U.K. gets its own Pirate Party

Party, which is dedicated to tech and copyright-law reform, registers with the U.K. Electoral Commission, but its numbers are small--around 250 active members so far.

Tom Espiner Special to CNET News
3 min read

The Pirate Party UK, which is dedicated to technology and copyright-law reform, has become an official political party.

The party was registered by the Electoral Commission this week, the party's leader Andrew Robinson told ZDNet UK.

"We're still in the early stages of forming the party," Robinson said Thursday. "We're still very small."

The U.K. organization has around 250 active members, Robinson said.

Electoral Commission registration allows the party to raise funds and list Pirate Party UK candidates at the next general election, which must take place before June 2010. Similar parties elsewhere have won election victories: the Swedish Pirate Party gained a seat in the European parliament in May, while the German Pirate Party has an elected MP.

The Pirate Party UK intends to campaign before the next general election on issues such as patent and copyright reform, and freedom from excessive electronic surveillance.

It is proposing an exemption from copyright law for noncommercial file-sharing, which is essentially an extension of fair use. Under U.K. copyright law, fair use allows organizations such as schools and news agencies to use parts of a copyrighted work.

■ Supplied records
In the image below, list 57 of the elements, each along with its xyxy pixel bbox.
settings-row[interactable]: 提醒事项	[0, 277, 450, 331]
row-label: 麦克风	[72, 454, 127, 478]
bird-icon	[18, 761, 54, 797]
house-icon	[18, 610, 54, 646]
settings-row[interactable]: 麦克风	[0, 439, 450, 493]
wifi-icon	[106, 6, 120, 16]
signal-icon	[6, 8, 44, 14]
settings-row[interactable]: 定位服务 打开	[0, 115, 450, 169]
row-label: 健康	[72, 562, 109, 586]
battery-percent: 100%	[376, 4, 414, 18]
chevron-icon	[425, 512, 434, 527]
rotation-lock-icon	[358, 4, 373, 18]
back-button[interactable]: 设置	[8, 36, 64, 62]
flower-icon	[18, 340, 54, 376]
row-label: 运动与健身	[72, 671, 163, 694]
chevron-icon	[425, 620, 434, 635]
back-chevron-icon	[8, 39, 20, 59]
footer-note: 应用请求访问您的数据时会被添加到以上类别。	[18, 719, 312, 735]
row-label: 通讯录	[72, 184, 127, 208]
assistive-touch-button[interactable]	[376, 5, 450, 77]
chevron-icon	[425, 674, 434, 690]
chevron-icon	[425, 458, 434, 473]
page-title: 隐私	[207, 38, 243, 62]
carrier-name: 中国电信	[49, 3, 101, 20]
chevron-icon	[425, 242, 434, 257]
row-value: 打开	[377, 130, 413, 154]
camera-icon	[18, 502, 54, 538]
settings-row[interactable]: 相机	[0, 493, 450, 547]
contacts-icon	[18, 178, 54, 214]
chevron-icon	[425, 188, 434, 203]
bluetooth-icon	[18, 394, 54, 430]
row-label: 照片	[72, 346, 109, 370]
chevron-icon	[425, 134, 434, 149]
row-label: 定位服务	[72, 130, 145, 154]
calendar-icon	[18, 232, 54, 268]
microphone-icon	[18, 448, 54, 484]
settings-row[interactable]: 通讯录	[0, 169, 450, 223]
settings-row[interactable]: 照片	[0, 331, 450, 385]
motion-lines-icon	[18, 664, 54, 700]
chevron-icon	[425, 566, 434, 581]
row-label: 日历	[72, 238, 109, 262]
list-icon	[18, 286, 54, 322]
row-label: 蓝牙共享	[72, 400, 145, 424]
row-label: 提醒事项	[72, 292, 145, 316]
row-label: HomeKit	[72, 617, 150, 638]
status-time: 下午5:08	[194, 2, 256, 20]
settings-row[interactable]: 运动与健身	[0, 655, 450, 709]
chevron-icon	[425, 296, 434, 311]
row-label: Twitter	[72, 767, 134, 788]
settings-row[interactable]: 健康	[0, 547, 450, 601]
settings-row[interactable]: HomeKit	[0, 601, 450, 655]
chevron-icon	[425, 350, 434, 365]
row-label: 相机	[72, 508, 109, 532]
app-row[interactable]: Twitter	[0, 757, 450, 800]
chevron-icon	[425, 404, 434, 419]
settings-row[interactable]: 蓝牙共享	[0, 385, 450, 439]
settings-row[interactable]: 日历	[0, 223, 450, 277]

■ Requirements
**a)** Write out everything in the Pirate Party article from "Party, which is" down to "members, Robinson said.", switching "Electoral Commission" to "election regulator" throughout.
**b)** Summarize the Pirate Party article in two sentences.

■ Answers in order
**a)**
Party, which is dedicated to tech and copyright-law reform, registers with the U.K. election regulator, but its numbers are small--around 250 active members so far.

Tom Espiner Special to CNET News
3 min read

The Pirate Party UK, which is dedicated to technology and copyright-law reform, has become an official political party.

The party was registered by the election regulator this week, the party's leader Andrew Robinson told ZDNet UK.

"We're still in the early stages of forming the party," Robinson said Thursday. "We're still very small."

The U.K. organization has around 250 active members, Robinson said.

**b)** The Pirate Party UK, which is dedicated to technology and copyright-law reform, has been registered by the Electoral Commission as an official political party, though it has only around 250 active members. Registration lets it raise funds and list candidates at the next general election, where it plans to campaign on patent and copyright reform, freedom from excessive electronic surveillance, and a copyright exemption for noncommercial file-sharing.